┌────────

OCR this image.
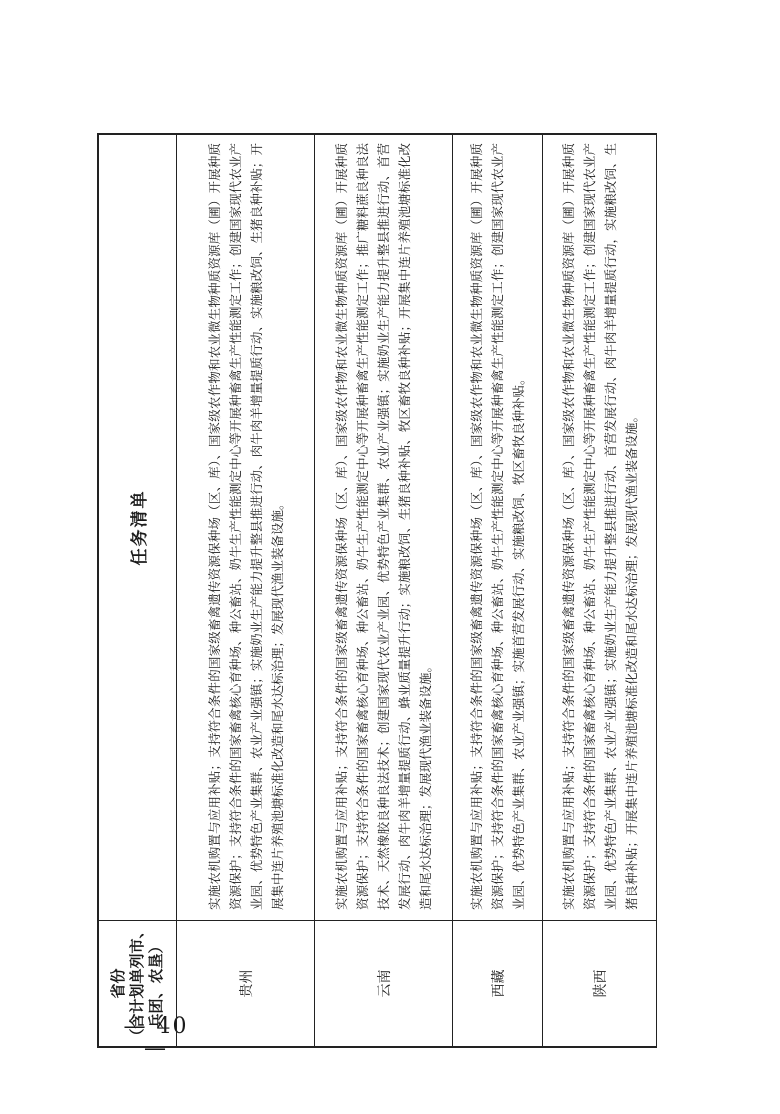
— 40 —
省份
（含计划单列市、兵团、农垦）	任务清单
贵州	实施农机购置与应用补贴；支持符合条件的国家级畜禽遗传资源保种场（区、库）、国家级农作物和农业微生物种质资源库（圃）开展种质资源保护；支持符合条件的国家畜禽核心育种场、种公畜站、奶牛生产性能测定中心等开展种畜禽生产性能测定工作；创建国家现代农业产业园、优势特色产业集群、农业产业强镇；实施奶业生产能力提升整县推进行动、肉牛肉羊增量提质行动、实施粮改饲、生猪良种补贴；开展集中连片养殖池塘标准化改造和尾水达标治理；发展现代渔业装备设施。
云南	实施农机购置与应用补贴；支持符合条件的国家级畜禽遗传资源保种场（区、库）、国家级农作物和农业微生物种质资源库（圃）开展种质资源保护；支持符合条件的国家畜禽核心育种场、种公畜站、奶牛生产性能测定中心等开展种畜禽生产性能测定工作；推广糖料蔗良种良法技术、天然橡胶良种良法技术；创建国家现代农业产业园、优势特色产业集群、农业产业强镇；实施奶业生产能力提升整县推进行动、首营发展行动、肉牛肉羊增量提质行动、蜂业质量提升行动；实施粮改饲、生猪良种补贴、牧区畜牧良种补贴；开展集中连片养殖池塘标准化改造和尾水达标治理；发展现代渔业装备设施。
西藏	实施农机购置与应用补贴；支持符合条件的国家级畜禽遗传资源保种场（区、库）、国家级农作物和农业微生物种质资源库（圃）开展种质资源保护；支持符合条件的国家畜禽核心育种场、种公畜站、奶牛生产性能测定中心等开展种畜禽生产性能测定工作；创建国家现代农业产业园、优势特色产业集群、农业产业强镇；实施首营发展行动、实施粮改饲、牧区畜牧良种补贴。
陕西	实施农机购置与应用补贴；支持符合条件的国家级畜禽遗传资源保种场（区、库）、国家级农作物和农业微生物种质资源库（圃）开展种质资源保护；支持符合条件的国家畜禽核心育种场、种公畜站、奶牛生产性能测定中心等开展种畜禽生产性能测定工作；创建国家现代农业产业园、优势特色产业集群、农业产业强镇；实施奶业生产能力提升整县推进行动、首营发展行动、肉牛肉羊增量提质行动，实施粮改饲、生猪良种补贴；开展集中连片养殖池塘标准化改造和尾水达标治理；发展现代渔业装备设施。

└────────
┌────────

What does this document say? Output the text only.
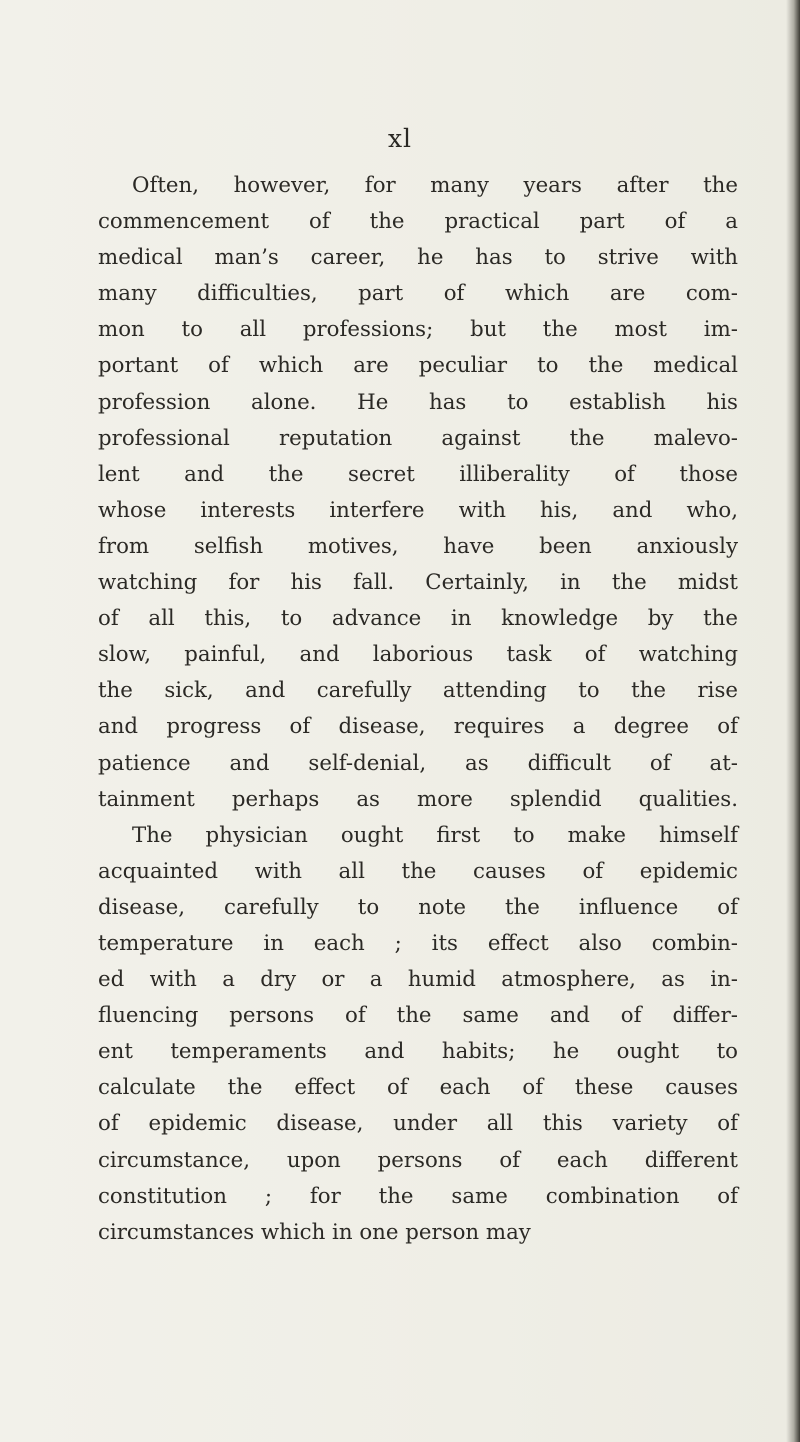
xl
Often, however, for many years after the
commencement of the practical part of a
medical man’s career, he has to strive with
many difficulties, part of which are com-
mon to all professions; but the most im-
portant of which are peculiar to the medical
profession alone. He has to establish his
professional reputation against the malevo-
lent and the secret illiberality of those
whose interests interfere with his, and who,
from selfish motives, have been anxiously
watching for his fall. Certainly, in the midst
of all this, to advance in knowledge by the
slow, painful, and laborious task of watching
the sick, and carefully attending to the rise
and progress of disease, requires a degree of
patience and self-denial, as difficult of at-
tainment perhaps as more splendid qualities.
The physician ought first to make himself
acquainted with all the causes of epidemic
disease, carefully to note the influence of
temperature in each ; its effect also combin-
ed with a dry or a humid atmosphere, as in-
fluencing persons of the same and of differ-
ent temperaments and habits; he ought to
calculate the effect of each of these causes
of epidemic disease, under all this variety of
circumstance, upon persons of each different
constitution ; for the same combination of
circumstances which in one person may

└────────
┌────────

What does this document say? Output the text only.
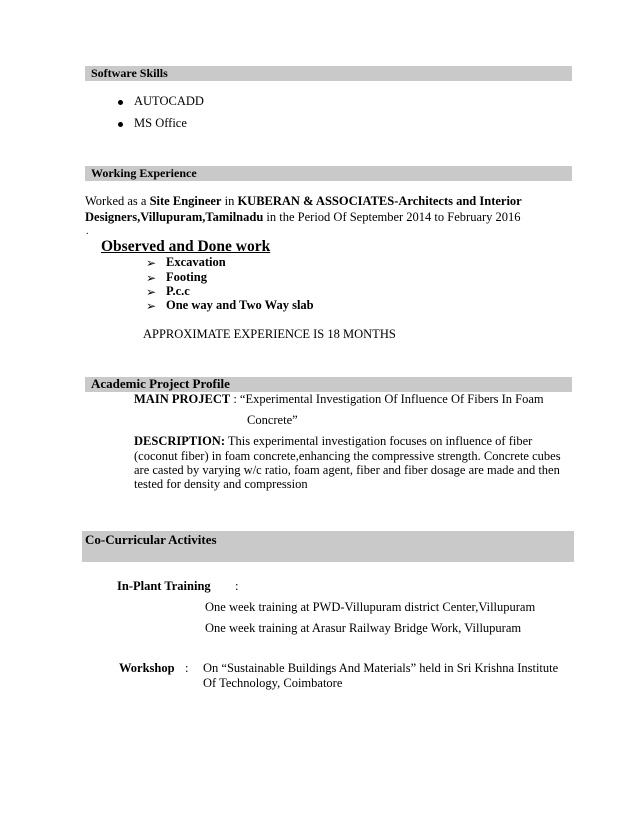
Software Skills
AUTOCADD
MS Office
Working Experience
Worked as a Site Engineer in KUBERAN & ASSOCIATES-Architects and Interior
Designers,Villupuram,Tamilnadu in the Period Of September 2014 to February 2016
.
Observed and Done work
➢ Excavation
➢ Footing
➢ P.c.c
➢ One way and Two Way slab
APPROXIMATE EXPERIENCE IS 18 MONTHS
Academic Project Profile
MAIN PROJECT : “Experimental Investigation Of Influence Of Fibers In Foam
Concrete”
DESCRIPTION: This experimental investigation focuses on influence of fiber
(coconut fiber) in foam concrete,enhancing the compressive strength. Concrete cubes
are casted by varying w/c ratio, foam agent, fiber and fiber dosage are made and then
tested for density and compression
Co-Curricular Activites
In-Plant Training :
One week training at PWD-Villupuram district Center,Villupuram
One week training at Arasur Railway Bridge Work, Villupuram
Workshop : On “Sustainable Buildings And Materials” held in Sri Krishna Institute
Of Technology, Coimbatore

└────────

- [What to do]:
Above are some records. Count the lines among them with the word "ought", and answer with the number only.

- [Exercise result]:
2